BACAAN YANG DIBERIKAN:
......

Upaya pelarangan kebiasaan merokok sedang giat-giatnya dilakukan, salah satunya dengan melakukan pengujian materi undang-undang yang mengatur iklan rokok ke Mahkamah Konstitusi (MK). Melalui kuasa hukum yang tergabung dalam Tim Litigasi Untuk Pelarangan Iklan, Promosi, dan Sponsorship Rokok, Seto Mulyadi (Kak Seto) mewakili Komisi Nasional Perlindungan Anak (Komnas Anak) menggugat Pasal 46 ayat (3) huruf c Undang-Undang No. 32 Tahun 2002 tentang Penyiaran (UU Penyiaran).
Selain Kak Seto, Pemohon dalam permohonan ini antara lain, Lembaga Perlindungan Anak Provinsi Jawa Barat yang diwakili ketuanya DR. dr. Kusnadi Rusmil Sp.A (K), M.M., serta dua orang anak Indonesia, Alfie Sekar Nadia dan Faza Ibnu Ubaydillah.

......

DATA TEREKAM:
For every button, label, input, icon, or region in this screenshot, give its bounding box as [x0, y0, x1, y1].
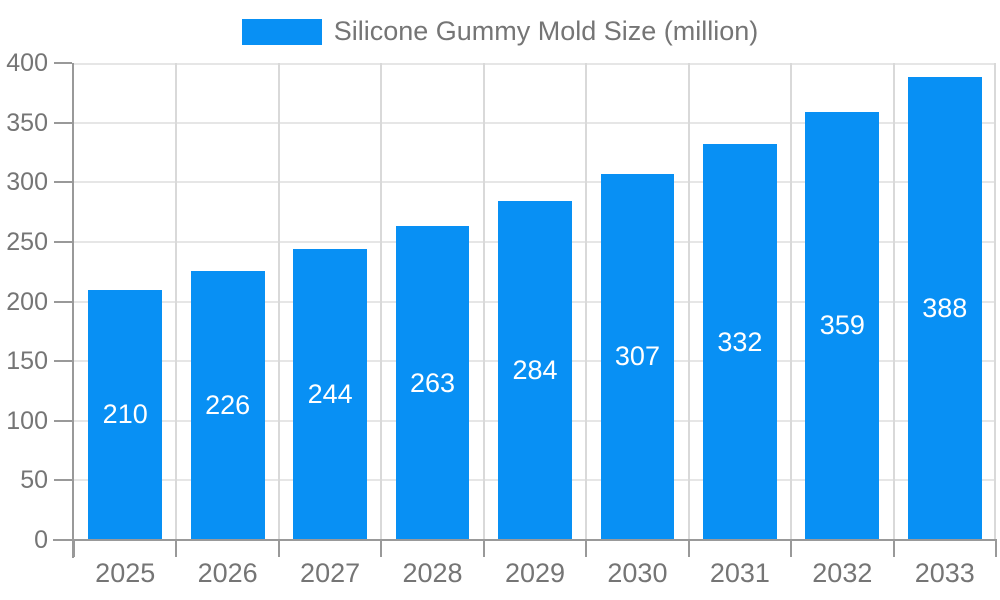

......

PERINTAH: Lanjutkan tulisan tentang uji materi UU Penyiaran soal iklan rokok, mulai setelah kalimat terakhirnya.

JAWABAN TUGAS:
Dalam sidang perdana perkara Nomor 6/PUU-VII/2009 ini, Rabu (11/2), di ruang sidang Pleno MK. Pemohon meminta MK membatalkan keberlakuan Pasal a quo sepanjang frasa “yang memperagakan wujud rokok” karena dianggap bertentangan dengan UUD 1945, dan karenanya tidak memiliki kekuatan hukum mengikat. Hal ini tidak terlepas dari fakta bahwa rokok mengandung zat yang bersifat adiktif dan karsinogenik (pemicu kanker), sehingga Pemohon menilai Pasal a quo bertentangan dengan Pasal 28A UUD 1945 yang menjamin hak untuk hidup dan mempertahankan hidup.
Menurut Muhammad Joni, S.H., M.H., juru bicara Tim Kuasa Hukum Pemohon, Pasal tersebut juga bertentangan dengan Pasal 28B ayat (2) UUD 1945. “Pasal a quo juga telah merugikan hak tumbuh kembang anak dengan adanya iklan yang masih dibolehkan meskipun dengan aturan tertentu,” terangnya.
Adanya iklan rokok juga dianggap Pemohon telah memberikan informasi yang menyesatkan serta memberi pengaruh pada anak dan remaja untuk menjadi perokok. Hal ini dinilai bertentangan dengan Pasal 28C ayat (1) dan Pasal 28F UUD 1945.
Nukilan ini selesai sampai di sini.